(Exercise inputs)

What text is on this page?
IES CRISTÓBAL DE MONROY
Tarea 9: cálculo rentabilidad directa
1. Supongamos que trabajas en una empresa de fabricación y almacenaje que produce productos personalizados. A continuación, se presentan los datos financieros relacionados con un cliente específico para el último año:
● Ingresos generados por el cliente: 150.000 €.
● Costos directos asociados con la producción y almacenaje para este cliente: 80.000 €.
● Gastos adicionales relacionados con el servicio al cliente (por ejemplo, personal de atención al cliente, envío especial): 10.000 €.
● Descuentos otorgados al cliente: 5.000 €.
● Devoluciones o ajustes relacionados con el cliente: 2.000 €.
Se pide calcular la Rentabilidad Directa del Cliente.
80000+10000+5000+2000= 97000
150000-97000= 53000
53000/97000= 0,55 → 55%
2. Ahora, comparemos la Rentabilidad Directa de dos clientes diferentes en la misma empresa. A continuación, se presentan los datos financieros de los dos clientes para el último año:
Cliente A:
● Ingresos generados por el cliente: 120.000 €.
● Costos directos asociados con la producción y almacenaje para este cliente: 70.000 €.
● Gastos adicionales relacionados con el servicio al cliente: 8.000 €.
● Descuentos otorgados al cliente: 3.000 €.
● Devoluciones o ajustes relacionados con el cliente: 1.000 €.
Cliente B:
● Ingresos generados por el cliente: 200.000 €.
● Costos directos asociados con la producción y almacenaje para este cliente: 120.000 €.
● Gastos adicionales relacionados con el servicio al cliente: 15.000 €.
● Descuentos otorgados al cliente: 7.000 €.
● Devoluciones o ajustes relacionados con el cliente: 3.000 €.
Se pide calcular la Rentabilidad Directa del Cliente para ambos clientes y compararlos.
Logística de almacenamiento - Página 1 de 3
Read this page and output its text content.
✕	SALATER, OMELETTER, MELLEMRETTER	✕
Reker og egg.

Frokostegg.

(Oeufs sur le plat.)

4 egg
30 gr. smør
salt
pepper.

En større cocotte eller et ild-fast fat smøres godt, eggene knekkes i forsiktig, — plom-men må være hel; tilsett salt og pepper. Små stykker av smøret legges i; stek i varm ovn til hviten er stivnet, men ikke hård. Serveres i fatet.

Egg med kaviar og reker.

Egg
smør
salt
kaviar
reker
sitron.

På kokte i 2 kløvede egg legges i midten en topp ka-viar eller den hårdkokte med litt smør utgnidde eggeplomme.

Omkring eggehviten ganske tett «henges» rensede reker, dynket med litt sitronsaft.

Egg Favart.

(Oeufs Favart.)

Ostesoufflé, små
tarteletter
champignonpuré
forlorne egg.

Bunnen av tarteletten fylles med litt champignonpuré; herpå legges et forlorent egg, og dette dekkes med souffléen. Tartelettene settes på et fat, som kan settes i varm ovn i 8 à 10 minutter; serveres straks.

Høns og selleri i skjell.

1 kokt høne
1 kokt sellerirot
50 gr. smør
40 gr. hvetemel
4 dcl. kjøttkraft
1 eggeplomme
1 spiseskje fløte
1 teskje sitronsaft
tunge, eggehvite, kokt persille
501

(Aim of the task)
Repeat the material above in full, exactly as it stands.

(Solved problem)
What text is on this page?
IES CRISTÓBAL DE MONROY
Tarea 9: cálculo rentabilidad directa
1. Supongamos que trabajas en una empresa de fabricación y almacenaje que produce productos personalizados. A continuación, se presentan los datos financieros relacionados con un cliente específico para el último año:
● Ingresos generados por el cliente: 150.000 €.
● Costos directos asociados con la producción y almacenaje para este cliente: 80.000 €.
● Gastos adicionales relacionados con el servicio al cliente (por ejemplo, personal de atención al cliente, envío especial): 10.000 €.
● Descuentos otorgados al cliente: 5.000 €.
● Devoluciones o ajustes relacionados con el cliente: 2.000 €.
Se pide calcular la Rentabilidad Directa del Cliente.
80000+10000+5000+2000= 97000
150000-97000= 53000
53000/97000= 0,55 → 55%
2. Ahora, comparemos la Rentabilidad Directa de dos clientes diferentes en la misma empresa. A continuación, se presentan los datos financieros de los dos clientes para el último año:
Cliente A:
● Ingresos generados por el cliente: 120.000 €.
● Costos directos asociados con la producción y almacenaje para este cliente: 70.000 €.
● Gastos adicionales relacionados con el servicio al cliente: 8.000 €.
● Descuentos otorgados al cliente: 3.000 €.
● Devoluciones o ajustes relacionados con el cliente: 1.000 €.
Cliente B:
● Ingresos generados por el cliente: 200.000 €.
● Costos directos asociados con la producción y almacenaje para este cliente: 120.000 €.
● Gastos adicionales relacionados con el servicio al cliente: 15.000 €.
● Descuentos otorgados al cliente: 7.000 €.
● Devoluciones o ajustes relacionados con el cliente: 3.000 €.
Se pide calcular la Rentabilidad Directa del Cliente para ambos clientes y compararlos.
Logística de almacenamiento - Página 1 de 3
Read this page and output its text content.
✕	SALATER, OMELETTER, MELLEMRETTER	✕
Reker og egg.

Frokostegg.

(Oeufs sur le plat.)

4 egg
30 gr. smør
salt
pepper.

En større cocotte eller et ild-fast fat smøres godt, eggene knekkes i forsiktig, — plom-men må være hel; tilsett salt og pepper. Små stykker av smøret legges i; stek i varm ovn til hviten er stivnet, men ikke hård. Serveres i fatet.

Egg med kaviar og reker.

Egg
smør
salt
kaviar
reker
sitron.

På kokte i 2 kløvede egg legges i midten en topp ka-viar eller den hårdkokte med litt smør utgnidde eggeplomme.

Omkring eggehviten ganske tett «henges» rensede reker, dynket med litt sitronsaft.

Egg Favart.

(Oeufs Favart.)

Ostesoufflé, små
tarteletter
champignonpuré
forlorne egg.

Bunnen av tarteletten fylles med litt champignonpuré; herpå legges et forlorent egg, og dette dekkes med souffléen. Tartelettene settes på et fat, som kan settes i varm ovn i 8 à 10 minutter; serveres straks.

Høns og selleri i skjell.

1 kokt høne
1 kokt sellerirot
50 gr. smør
40 gr. hvetemel
4 dcl. kjøttkraft
1 eggeplomme
1 spiseskje fløte
1 teskje sitronsaft
tunge, eggehvite, kokt persille
501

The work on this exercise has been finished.